**RECORDS FOR PROCESSING:**

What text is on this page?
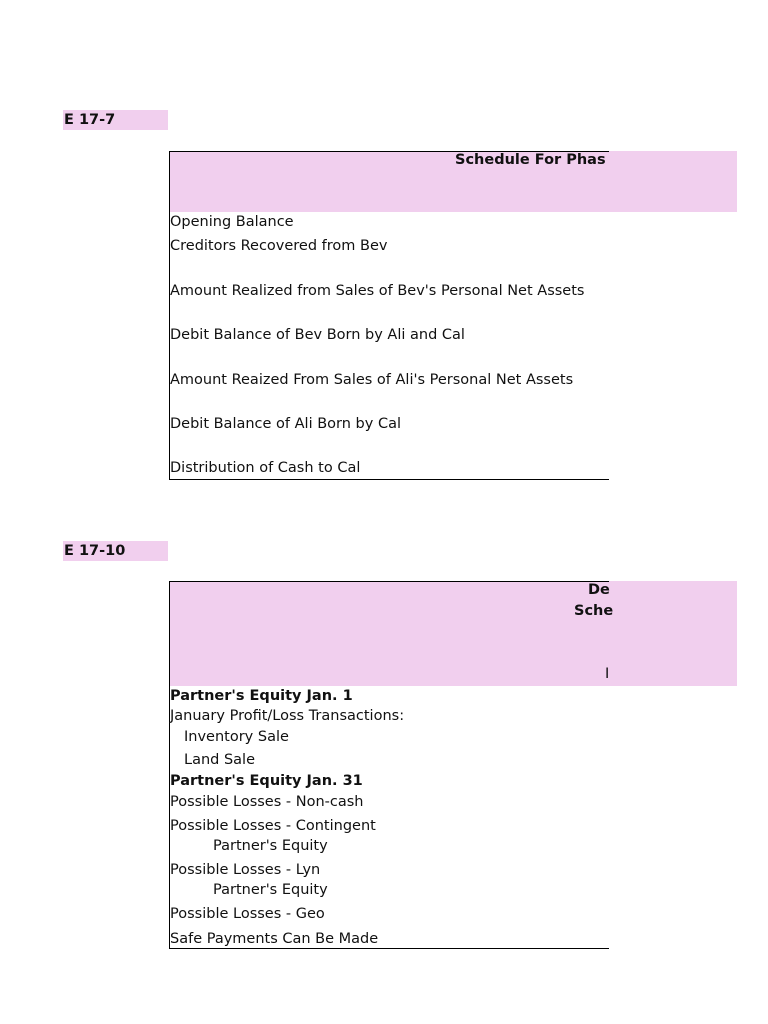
E 17-7
Schedule For Phas
Opening Balance
Creditors Recovered from Bev
Amount Realized from Sales of Bev's Personal Net Assets
Debit Balance of Bev Born by Ali and Cal
Amount Reaized From Sales of Ali's Personal Net Assets
Debit Balance of Ali Born by Cal
Distribution of Cash to Cal
E 17-10
De
Sche
I
Partner's Equity Jan. 1
January Profit/Loss Transactions:
Inventory Sale
Land Sale
Partner's Equity Jan. 31
Possible Losses - Non-cash
Possible Losses - Contingent
Partner's Equity
Possible Losses - Lyn
Partner's Equity
Possible Losses - Geo
Safe Payments Can Be Made
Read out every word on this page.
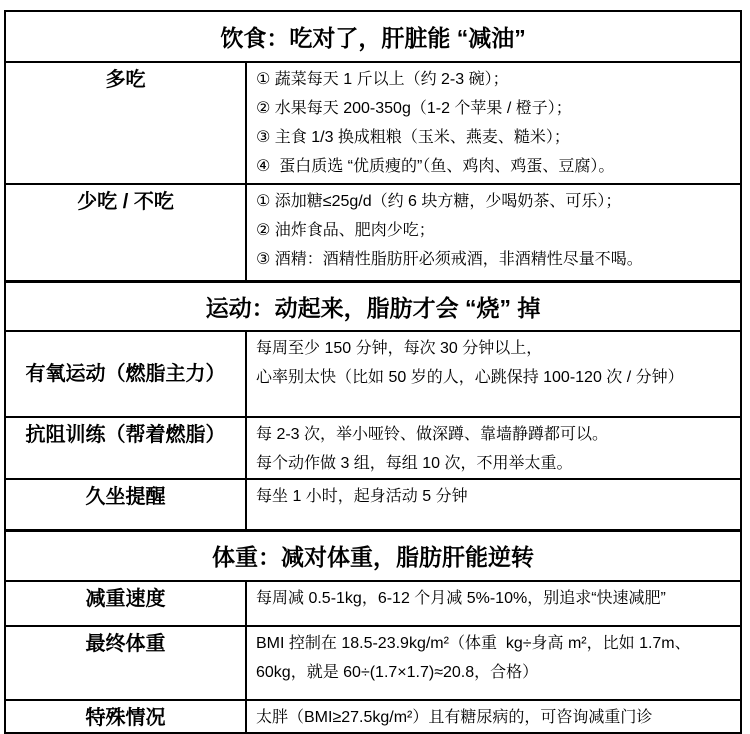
饮食：吃对了，肝脏能 “减油”	
多吃	① 蔬菜每天 1 斤以上（约 2-3 碗）；
② 水果每天 200-350g（1-2 个苹果 / 橙子）；
③ 主食 1/3 换成粗粮（玉米、燕麦、糙米）；
④  蛋白质选 “优质瘦的”（鱼、鸡肉、鸡蛋、豆腐）。

少吃 / 不吃	① 添加糖≤25g/d（约 6 块方糖，少喝奶茶、可乐）；
② 油炸食品、肥肉少吃；
③ 酒精：酒精性脂肪肝必须戒酒，非酒精性尽量不喝。

运动：动起来，脂肪才会 “烧” 掉	
有氧运动（燃脂主力）	每周至少 150 分钟，每次 30 分钟以上，
心率别太快（比如 50 岁的人，心跳保持 100-120 次 / 分钟）

抗阻训练（帮着燃脂）	每 2-3 次，举小哑铃、做深蹲、靠墙静蹲都可以。
每个动作做 3 组，每组 10 次，不用举太重。

久坐提醒	每坐 1 小时，起身活动 5 分钟

体重：减对体重，脂肪肝能逆转	
减重速度	每周减 0.5-1kg，6-12 个月减 5%-10%，别追求“快速减肥”

最终体重	BMI 控制在 18.5-23.9kg/m²（体重  kg÷身高 m²，比如 1.7m、60kg，就是 60÷(1.7×1.7)≈20.8，合格）

特殊情况	太胖（BMI≥27.5kg/m²）且有糖尿病的，可咨询减重门诊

**WORK TO DO:**
Extract every line that has the string "Amount" in it.

**SOLUTION:**
Amount Realized from Sales of Bev's Personal Net Assets
Amount Reaized From Sales of Ali's Personal Net Assets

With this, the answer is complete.